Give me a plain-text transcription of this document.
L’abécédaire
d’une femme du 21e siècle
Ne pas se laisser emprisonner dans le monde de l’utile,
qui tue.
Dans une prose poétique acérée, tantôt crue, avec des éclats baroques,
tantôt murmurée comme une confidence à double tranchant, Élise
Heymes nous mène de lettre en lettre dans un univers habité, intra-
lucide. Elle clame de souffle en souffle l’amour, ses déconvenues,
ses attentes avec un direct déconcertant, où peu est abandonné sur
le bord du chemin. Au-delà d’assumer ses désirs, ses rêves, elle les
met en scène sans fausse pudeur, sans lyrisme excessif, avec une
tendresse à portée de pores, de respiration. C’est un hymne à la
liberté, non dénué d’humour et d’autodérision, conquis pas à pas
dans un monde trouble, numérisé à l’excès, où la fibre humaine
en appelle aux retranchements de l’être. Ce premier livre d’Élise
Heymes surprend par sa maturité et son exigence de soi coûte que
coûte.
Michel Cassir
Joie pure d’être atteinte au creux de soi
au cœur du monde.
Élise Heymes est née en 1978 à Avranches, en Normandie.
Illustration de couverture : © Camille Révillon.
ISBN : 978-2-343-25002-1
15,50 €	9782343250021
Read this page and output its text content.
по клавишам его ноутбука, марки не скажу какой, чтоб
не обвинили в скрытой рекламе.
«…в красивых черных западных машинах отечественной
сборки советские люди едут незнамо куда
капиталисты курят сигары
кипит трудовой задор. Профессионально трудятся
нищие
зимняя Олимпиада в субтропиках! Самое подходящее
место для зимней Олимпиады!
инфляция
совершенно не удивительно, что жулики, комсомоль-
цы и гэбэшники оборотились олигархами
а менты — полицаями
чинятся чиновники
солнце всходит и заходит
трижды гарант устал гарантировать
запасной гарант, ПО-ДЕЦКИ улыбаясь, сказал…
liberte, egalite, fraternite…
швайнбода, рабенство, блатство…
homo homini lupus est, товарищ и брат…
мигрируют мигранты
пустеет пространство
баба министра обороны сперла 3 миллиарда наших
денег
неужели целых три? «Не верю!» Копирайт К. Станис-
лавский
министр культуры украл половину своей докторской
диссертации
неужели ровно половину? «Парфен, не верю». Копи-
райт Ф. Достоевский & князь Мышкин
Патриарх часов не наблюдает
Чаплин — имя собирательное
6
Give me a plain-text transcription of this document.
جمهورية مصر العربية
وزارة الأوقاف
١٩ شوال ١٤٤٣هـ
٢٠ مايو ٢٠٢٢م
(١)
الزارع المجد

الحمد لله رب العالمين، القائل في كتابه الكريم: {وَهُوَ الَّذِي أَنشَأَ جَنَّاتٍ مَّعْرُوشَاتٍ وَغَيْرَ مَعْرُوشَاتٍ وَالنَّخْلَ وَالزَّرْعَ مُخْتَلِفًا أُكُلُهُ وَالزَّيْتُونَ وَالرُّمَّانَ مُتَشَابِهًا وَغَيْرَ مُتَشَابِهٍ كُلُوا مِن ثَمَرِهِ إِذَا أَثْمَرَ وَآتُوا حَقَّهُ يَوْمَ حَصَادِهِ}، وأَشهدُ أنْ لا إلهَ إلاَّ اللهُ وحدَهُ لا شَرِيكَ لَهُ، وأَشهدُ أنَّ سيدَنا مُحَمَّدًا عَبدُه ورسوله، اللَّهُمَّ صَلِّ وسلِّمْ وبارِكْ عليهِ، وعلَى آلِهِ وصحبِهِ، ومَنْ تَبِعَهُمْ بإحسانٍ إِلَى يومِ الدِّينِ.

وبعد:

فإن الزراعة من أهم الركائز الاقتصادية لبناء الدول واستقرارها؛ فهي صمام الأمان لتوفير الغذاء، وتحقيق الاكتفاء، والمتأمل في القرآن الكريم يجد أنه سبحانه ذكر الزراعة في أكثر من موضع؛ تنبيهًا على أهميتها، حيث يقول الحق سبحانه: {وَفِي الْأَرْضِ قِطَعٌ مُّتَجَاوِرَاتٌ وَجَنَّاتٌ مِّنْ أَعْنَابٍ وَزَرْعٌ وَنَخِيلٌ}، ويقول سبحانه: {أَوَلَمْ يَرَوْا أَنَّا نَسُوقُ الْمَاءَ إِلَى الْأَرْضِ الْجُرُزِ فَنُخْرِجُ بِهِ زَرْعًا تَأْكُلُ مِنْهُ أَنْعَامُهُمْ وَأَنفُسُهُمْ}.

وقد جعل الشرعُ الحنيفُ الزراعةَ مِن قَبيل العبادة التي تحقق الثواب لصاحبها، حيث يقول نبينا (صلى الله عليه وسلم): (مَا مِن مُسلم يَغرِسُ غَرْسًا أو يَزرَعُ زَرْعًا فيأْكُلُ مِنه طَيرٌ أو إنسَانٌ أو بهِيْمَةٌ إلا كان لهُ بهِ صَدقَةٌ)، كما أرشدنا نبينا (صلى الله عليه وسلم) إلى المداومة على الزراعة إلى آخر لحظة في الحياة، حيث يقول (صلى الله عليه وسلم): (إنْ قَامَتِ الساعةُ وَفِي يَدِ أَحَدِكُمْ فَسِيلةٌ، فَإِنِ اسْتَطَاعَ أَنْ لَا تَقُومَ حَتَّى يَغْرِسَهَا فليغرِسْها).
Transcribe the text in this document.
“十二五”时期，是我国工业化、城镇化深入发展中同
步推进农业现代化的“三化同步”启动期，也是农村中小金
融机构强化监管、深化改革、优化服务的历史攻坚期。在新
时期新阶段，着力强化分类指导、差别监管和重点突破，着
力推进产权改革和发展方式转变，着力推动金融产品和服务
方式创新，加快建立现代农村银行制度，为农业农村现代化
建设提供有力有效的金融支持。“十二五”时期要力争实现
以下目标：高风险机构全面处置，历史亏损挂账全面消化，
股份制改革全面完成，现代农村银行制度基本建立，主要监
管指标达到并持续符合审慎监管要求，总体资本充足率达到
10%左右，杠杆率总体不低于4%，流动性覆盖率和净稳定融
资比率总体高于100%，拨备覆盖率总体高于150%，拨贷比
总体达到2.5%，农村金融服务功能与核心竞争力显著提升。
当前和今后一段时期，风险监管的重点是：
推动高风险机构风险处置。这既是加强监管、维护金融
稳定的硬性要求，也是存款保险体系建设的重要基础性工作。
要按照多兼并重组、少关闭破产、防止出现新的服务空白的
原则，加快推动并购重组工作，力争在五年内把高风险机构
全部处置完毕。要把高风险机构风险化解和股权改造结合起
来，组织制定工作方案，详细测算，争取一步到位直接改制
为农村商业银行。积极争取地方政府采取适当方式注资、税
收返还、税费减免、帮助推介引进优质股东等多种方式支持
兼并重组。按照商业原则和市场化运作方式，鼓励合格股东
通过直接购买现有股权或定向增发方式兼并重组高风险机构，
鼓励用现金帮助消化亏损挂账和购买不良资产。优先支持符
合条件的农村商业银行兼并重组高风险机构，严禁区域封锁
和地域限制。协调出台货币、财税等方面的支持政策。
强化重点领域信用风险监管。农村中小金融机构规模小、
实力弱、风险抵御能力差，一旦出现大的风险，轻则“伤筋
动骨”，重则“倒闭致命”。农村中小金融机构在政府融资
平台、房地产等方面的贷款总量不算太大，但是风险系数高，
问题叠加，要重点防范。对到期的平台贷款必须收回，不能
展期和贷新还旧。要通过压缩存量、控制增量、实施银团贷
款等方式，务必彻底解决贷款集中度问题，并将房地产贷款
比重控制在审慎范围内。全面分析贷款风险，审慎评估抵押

The request:
Scan the entries above for the word "coûte" and collect each line holding it.

Written response:
Heymes surprend par sa maturité et son exigence de soi coûte que
coûte.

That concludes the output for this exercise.